#### Information provided:
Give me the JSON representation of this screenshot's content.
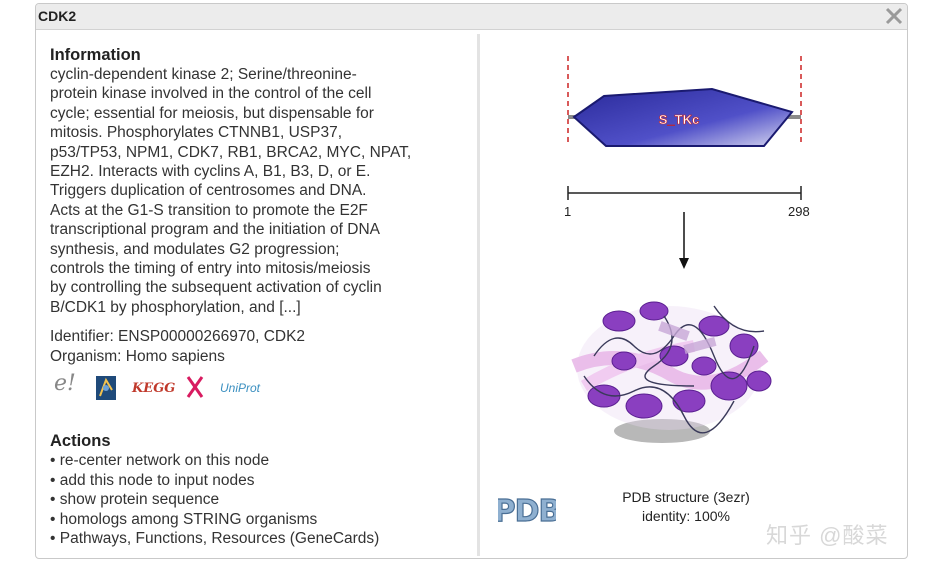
{
  "window": {
    "title": "CDK2"
  },
  "information": {
    "heading": "Information",
    "lines": [
      "cyclin-dependent kinase 2; Serine/threonine-",
      "protein kinase involved in the control of the cell",
      "cycle; essential for meiosis, but dispensable for",
      "mitosis. Phosphorylates CTNNB1, USP37,",
      "p53/TP53, NPM1, CDK7, RB1, BRCA2, MYC, NPAT,",
      "EZH2. Interacts with cyclins A, B1, B3, D, or E.",
      "Triggers duplication of centrosomes and DNA.",
      "Acts at the G1-S transition to promote the E2F",
      "transcriptional program and the initiation of DNA",
      "synthesis, and modulates G2 progression;",
      "controls the timing of entry into mitosis/meiosis",
      "by controlling the subsequent activation of cyclin",
      "B/CDK1 by phosphorylation, and [...]"
    ],
    "identifier": "Identifier: ENSP00000266970, CDK2",
    "organism": "Organism: Homo sapiens",
    "db_icons": {
      "ensembl_text": "e!",
      "kegg_text": "KEGG",
      "uniprot_text": "UniProt"
    }
  },
  "actions": {
    "heading": "Actions",
    "items": [
      "• re-center network on this node",
      "• add this node to input nodes",
      "• show protein sequence",
      "• homologs among STRING organisms",
      "• Pathways, Functions, Resources (GeneCards)"
    ]
  },
  "domain": {
    "label": "S_TKc",
    "start": "1",
    "end": "298"
  },
  "pdb": {
    "logo_text": "PDB",
    "structure": "PDB structure (3ezr)",
    "identity": "identity: 100%"
  },
  "watermark": "知乎 @酸菜",
  "colors": {
    "domain_fill": "#2a2a9a",
    "protein": "#8a3fc0",
    "accent_red": "#cc2222"
  }
}
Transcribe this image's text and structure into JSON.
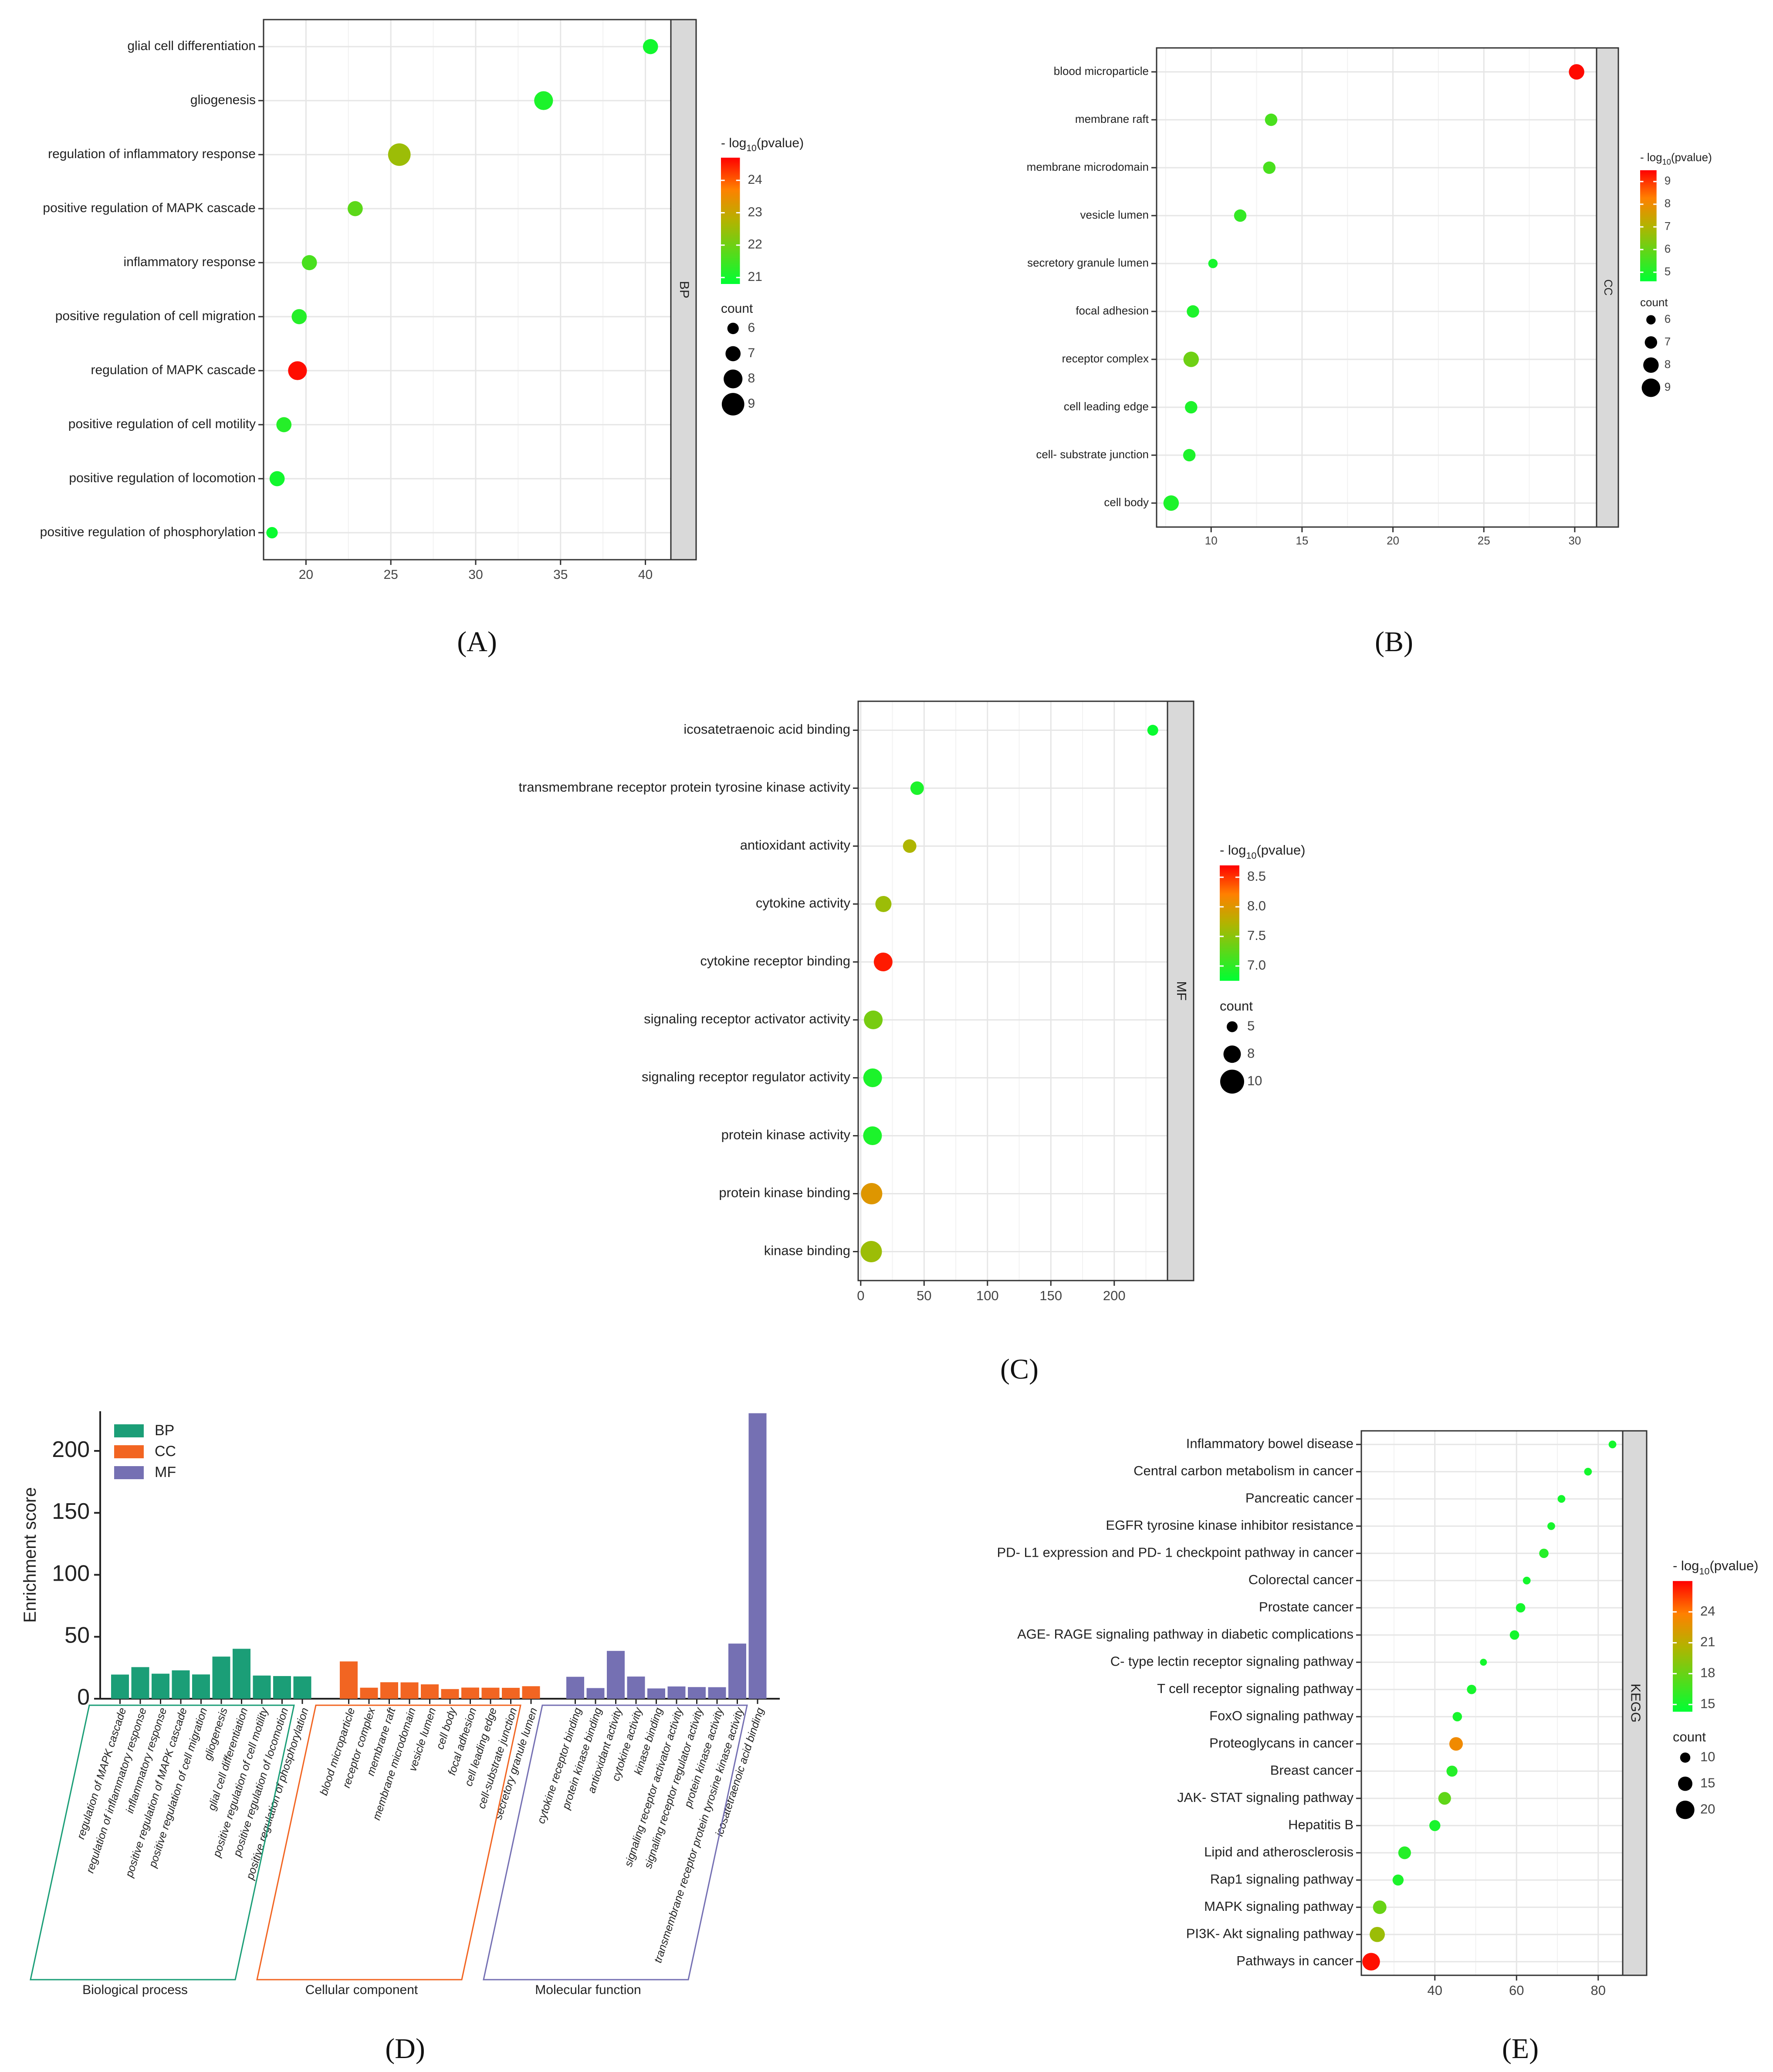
{
  "legend_title": "- log10(pvalue)",
  "legend_title_prefix": "- log",
  "legend_title_sub": "10",
  "legend_title_suffix": "(pvalue)",
  "count_title": "count",
  "panel_labels": [
    "(A)",
    "(B)",
    "(C)",
    "(D)",
    "(E)"
  ],
  "chart_data": [
    {
      "id": "A",
      "type": "scatter",
      "strip": "BP",
      "xlim": [
        17.5,
        41.5
      ],
      "xticks": [
        20,
        25,
        30,
        35,
        40
      ],
      "color_range": [
        20.8,
        24.7
      ],
      "color_ticks": [
        21,
        22,
        23,
        24
      ],
      "size_ticks": [
        6,
        7,
        8,
        9
      ],
      "size_range": [
        5.5,
        9.5
      ],
      "categories": [
        "glial cell differentiation",
        "gliogenesis",
        "regulation of inflammatory response",
        "positive regulation of MAPK cascade",
        "inflammatory response",
        "positive regulation of cell migration",
        "regulation of MAPK cascade",
        "positive regulation of cell motility",
        "positive regulation of locomotion",
        "positive regulation of phosphorylation"
      ],
      "x": [
        40.3,
        34.0,
        25.5,
        22.9,
        20.2,
        19.6,
        19.5,
        18.7,
        18.3,
        18.0
      ],
      "pvalue": [
        21.0,
        21.1,
        22.5,
        21.8,
        21.6,
        21.2,
        24.6,
        21.2,
        21.0,
        20.9
      ],
      "count": [
        7,
        8,
        9,
        7,
        7,
        7,
        8,
        7,
        7,
        6
      ]
    },
    {
      "id": "B",
      "type": "scatter",
      "strip": "CC",
      "xlim": [
        7.0,
        31.2
      ],
      "xticks": [
        10,
        15,
        20,
        25,
        30
      ],
      "color_range": [
        4.6,
        9.5
      ],
      "color_ticks": [
        5,
        6,
        7,
        8,
        9
      ],
      "size_ticks": [
        6,
        7,
        8,
        9
      ],
      "size_range": [
        5.5,
        9.5
      ],
      "categories": [
        "blood microparticle",
        "membrane raft",
        "membrane microdomain",
        "vesicle lumen",
        "secretory granule lumen",
        "focal adhesion",
        "receptor complex",
        "cell leading edge",
        "cell- substrate junction",
        "cell body"
      ],
      "x": [
        30.1,
        13.3,
        13.2,
        11.6,
        10.1,
        9.0,
        8.9,
        8.9,
        8.8,
        7.8
      ],
      "pvalue": [
        9.4,
        5.6,
        5.6,
        5.3,
        4.9,
        5.0,
        6.1,
        5.0,
        5.0,
        5.0
      ],
      "count": [
        8,
        7,
        7,
        7,
        6,
        7,
        8,
        7,
        7,
        8
      ]
    },
    {
      "id": "C",
      "type": "scatter",
      "strip": "MF",
      "xlim": [
        -2,
        242
      ],
      "xticks": [
        0,
        50,
        100,
        150,
        200
      ],
      "color_range": [
        6.75,
        8.7
      ],
      "color_ticks": [
        7.0,
        7.5,
        8.0,
        8.5
      ],
      "size_ticks": [
        5.0,
        7.5,
        10.0
      ],
      "size_range": [
        4.5,
        10.5
      ],
      "categories": [
        "icosatetraenoic acid binding",
        "transmembrane receptor protein tyrosine kinase activity",
        "antioxidant activity",
        "cytokine activity",
        "cytokine receptor binding",
        "signaling receptor activator activity",
        "signaling receptor regulator activity",
        "protein kinase activity",
        "protein kinase binding",
        "kinase binding"
      ],
      "x": [
        230.4,
        44.5,
        38.6,
        17.9,
        17.7,
        9.9,
        9.4,
        9.3,
        8.6,
        8.3
      ],
      "pvalue": [
        6.8,
        6.9,
        7.7,
        7.6,
        8.6,
        7.4,
        6.9,
        6.9,
        8.0,
        7.6
      ],
      "count": [
        5,
        6,
        6,
        7,
        8,
        8,
        8,
        8,
        9,
        9
      ]
    },
    {
      "id": "D",
      "type": "bar",
      "ylabel": "Enrichment score",
      "ylim": [
        0,
        232
      ],
      "yticks": [
        0,
        50,
        100,
        150,
        200
      ],
      "legend": [
        "BP",
        "CC",
        "MF"
      ],
      "series_colors": {
        "BP": "#1b9e77",
        "CC": "#f26522",
        "MF": "#7570b3"
      },
      "groups": [
        {
          "name": "Biological process",
          "series": "BP",
          "categories": [
            "regulation of MAPK cascade",
            "regulation of inflammatory response",
            "inflammatory response",
            "positive regulation of MAPK cascade",
            "positive regulation of cell migration",
            "gliogenesis",
            "glial cell differentiation",
            "positive regulation of cell motility",
            "positive regulation of locomotion",
            "positive regulation of phosphorylation"
          ],
          "values": [
            19.5,
            25.5,
            20.2,
            22.9,
            19.6,
            34.0,
            40.3,
            18.7,
            18.3,
            18.0
          ]
        },
        {
          "name": "Cellular component",
          "series": "CC",
          "categories": [
            "blood microparticle",
            "receptor complex",
            "membrane raft",
            "membrane microdomain",
            "vesicle lumen",
            "cell body",
            "focal adhesion",
            "cell leading edge",
            "cell-substrate junction",
            "secretory granule lumen"
          ],
          "values": [
            30.1,
            8.9,
            13.3,
            13.2,
            11.6,
            7.8,
            9.0,
            8.9,
            8.8,
            10.1
          ]
        },
        {
          "name": "Molecular function",
          "series": "MF",
          "categories": [
            "cytokine receptor binding",
            "protein kinase binding",
            "antioxidant activity",
            "cytokine activity",
            "kinase binding",
            "signaling receptor activator activity",
            "signaling receptor regulator activity",
            "protein kinase activity",
            "transmembrane receptor protein tyrosine kinase activity",
            "icosatetraenoic acid binding"
          ],
          "values": [
            17.7,
            8.6,
            38.6,
            17.9,
            8.3,
            9.9,
            9.4,
            9.3,
            44.5,
            230.4
          ]
        }
      ]
    },
    {
      "id": "E",
      "type": "scatter",
      "strip": "KEGG",
      "xlim": [
        22,
        86
      ],
      "xticks": [
        40,
        60,
        80
      ],
      "color_range": [
        14.3,
        27.0
      ],
      "color_ticks": [
        15,
        18,
        21,
        24
      ],
      "size_ticks": [
        10,
        15,
        20
      ],
      "size_range": [
        5,
        24
      ],
      "categories": [
        "Inflammatory bowel disease",
        "Central carbon metabolism in cancer",
        "Pancreatic cancer",
        "EGFR tyrosine kinase inhibitor resistance",
        "PD- L1 expression and PD- 1 checkpoint pathway in cancer",
        "Colorectal cancer",
        "Prostate cancer",
        "AGE- RAGE signaling pathway in diabetic complications",
        "C- type lectin receptor signaling pathway",
        "T cell receptor signaling pathway",
        "FoxO signaling pathway",
        "Proteoglycans in cancer",
        "Breast cancer",
        "JAK- STAT signaling pathway",
        "Hepatitis B",
        "Lipid and atherosclerosis",
        "Rap1 signaling pathway",
        "MAPK signaling pathway",
        "PI3K- Akt signaling pathway",
        "Pathways in cancer"
      ],
      "x": [
        83.5,
        77.5,
        71.0,
        68.5,
        66.7,
        62.5,
        61.0,
        59.5,
        51.9,
        49.0,
        45.5,
        45.2,
        44.2,
        42.4,
        40.0,
        32.6,
        31.0,
        26.5,
        25.9,
        24.4
      ],
      "pvalue": [
        15.0,
        15.0,
        15.0,
        15.1,
        15.6,
        15.0,
        15.0,
        15.0,
        15.0,
        15.1,
        15.1,
        23.2,
        15.6,
        17.7,
        15.1,
        15.6,
        15.3,
        18.0,
        19.8,
        26.6
      ],
      "count": [
        7,
        7,
        7,
        7,
        9,
        7,
        9,
        9,
        6,
        9,
        9,
        14,
        11,
        13,
        11,
        13,
        11,
        14,
        16,
        19
      ]
    }
  ]
}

#### Work to be completed:
Looking through the entries, count the lines that hold the word "mitosis" and state that count alone.

#### Output of the exercise:
2